◆ **REQUIRED TASK**:
Pull out the lines from the one containing "Read this page and output its text content." through the final line of the listing below and repeat them exactly. Leave the pictures behind.
START TASK DATA
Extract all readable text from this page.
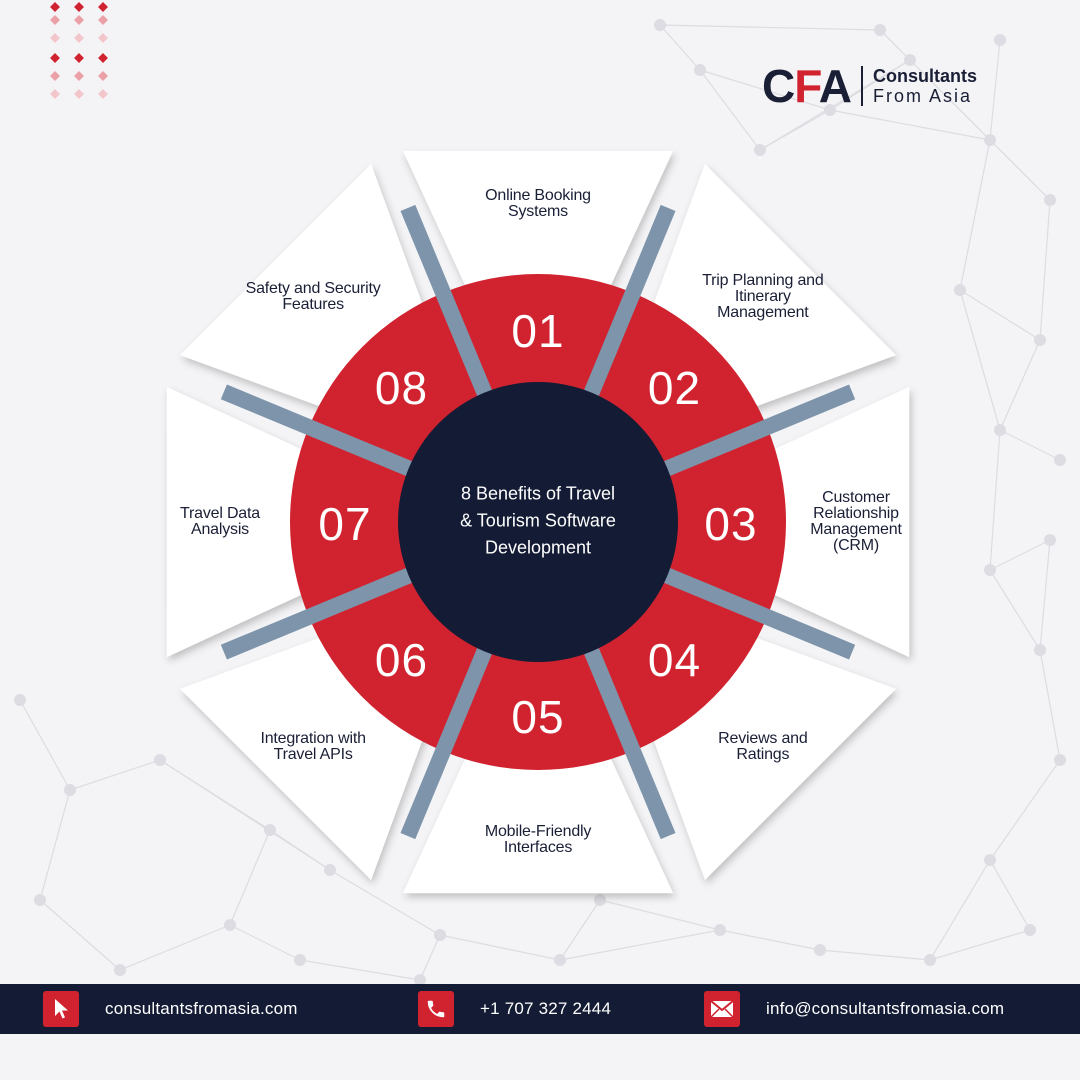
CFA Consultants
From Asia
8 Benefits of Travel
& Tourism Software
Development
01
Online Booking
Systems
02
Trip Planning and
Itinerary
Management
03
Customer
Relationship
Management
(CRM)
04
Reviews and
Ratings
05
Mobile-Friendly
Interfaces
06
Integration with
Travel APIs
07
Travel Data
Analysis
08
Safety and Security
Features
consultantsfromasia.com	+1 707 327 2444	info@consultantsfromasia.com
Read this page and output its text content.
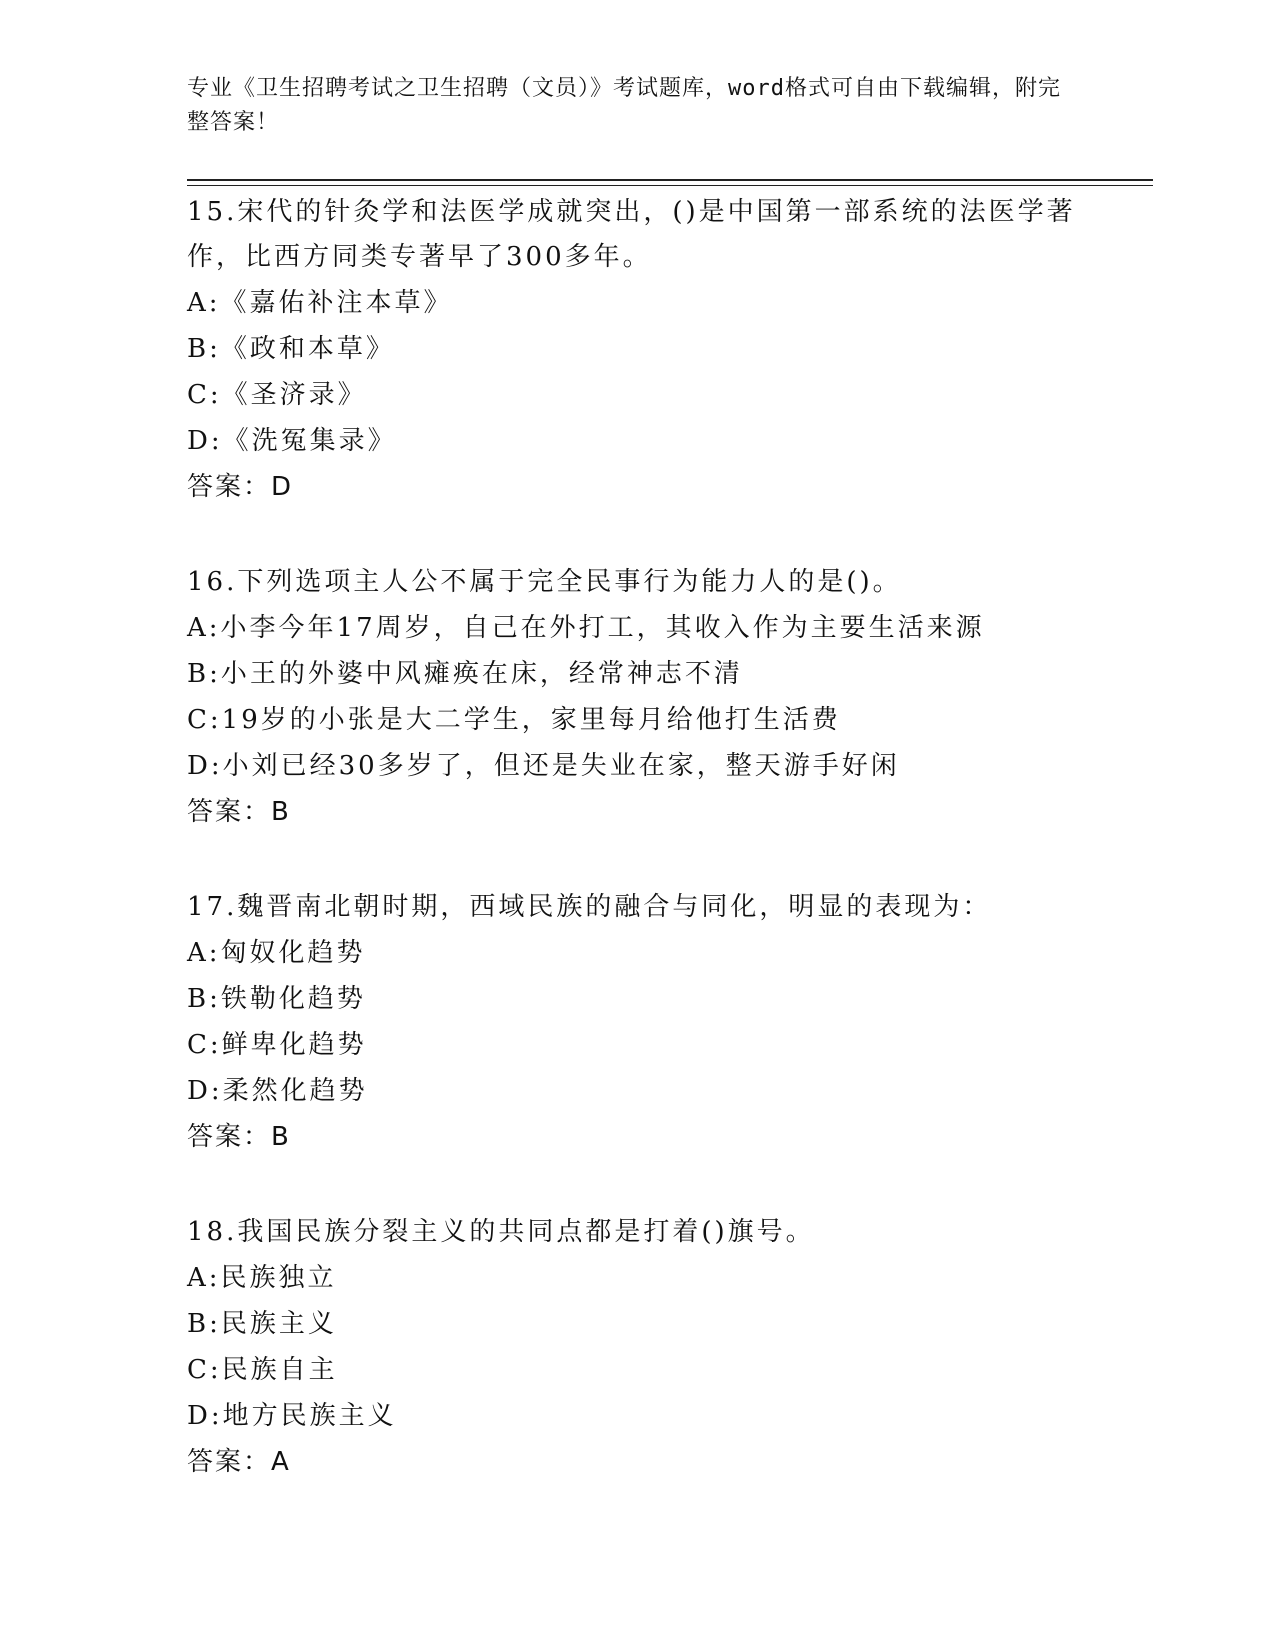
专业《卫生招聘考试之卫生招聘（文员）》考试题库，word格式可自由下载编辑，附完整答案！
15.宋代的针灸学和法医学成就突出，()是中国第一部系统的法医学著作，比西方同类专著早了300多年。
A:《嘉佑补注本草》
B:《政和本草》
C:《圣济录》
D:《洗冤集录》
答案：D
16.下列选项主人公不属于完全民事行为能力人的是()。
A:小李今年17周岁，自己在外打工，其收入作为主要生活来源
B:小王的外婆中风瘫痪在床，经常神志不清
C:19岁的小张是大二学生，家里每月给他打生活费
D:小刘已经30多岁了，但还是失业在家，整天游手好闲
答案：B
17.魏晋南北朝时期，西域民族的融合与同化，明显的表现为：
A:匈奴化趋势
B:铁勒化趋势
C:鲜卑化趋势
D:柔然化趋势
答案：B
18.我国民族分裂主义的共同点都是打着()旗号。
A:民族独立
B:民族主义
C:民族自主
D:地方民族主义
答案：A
END TASK DATA
◆ **EXERCISE OUTPUT**:
Read this page and output its text content.
专业《卫生招聘考试之卫生招聘（文员）》考试题库，word格式可自由下载编辑，附完整答案！
15.宋代的针灸学和法医学成就突出，()是中国第一部系统的法医学著作，比西方同类专著早了300多年。
A:《嘉佑补注本草》
B:《政和本草》
C:《圣济录》
D:《洗冤集录》
答案：D
16.下列选项主人公不属于完全民事行为能力人的是()。
A:小李今年17周岁，自己在外打工，其收入作为主要生活来源
B:小王的外婆中风瘫痪在床，经常神志不清
C:19岁的小张是大二学生，家里每月给他打生活费
D:小刘已经30多岁了，但还是失业在家，整天游手好闲
答案：B
17.魏晋南北朝时期，西域民族的融合与同化，明显的表现为：
A:匈奴化趋势
B:铁勒化趋势
C:鲜卑化趋势
D:柔然化趋势
答案：B
18.我国民族分裂主义的共同点都是打着()旗号。
A:民族独立
B:民族主义
C:民族自主
D:地方民族主义
答案：A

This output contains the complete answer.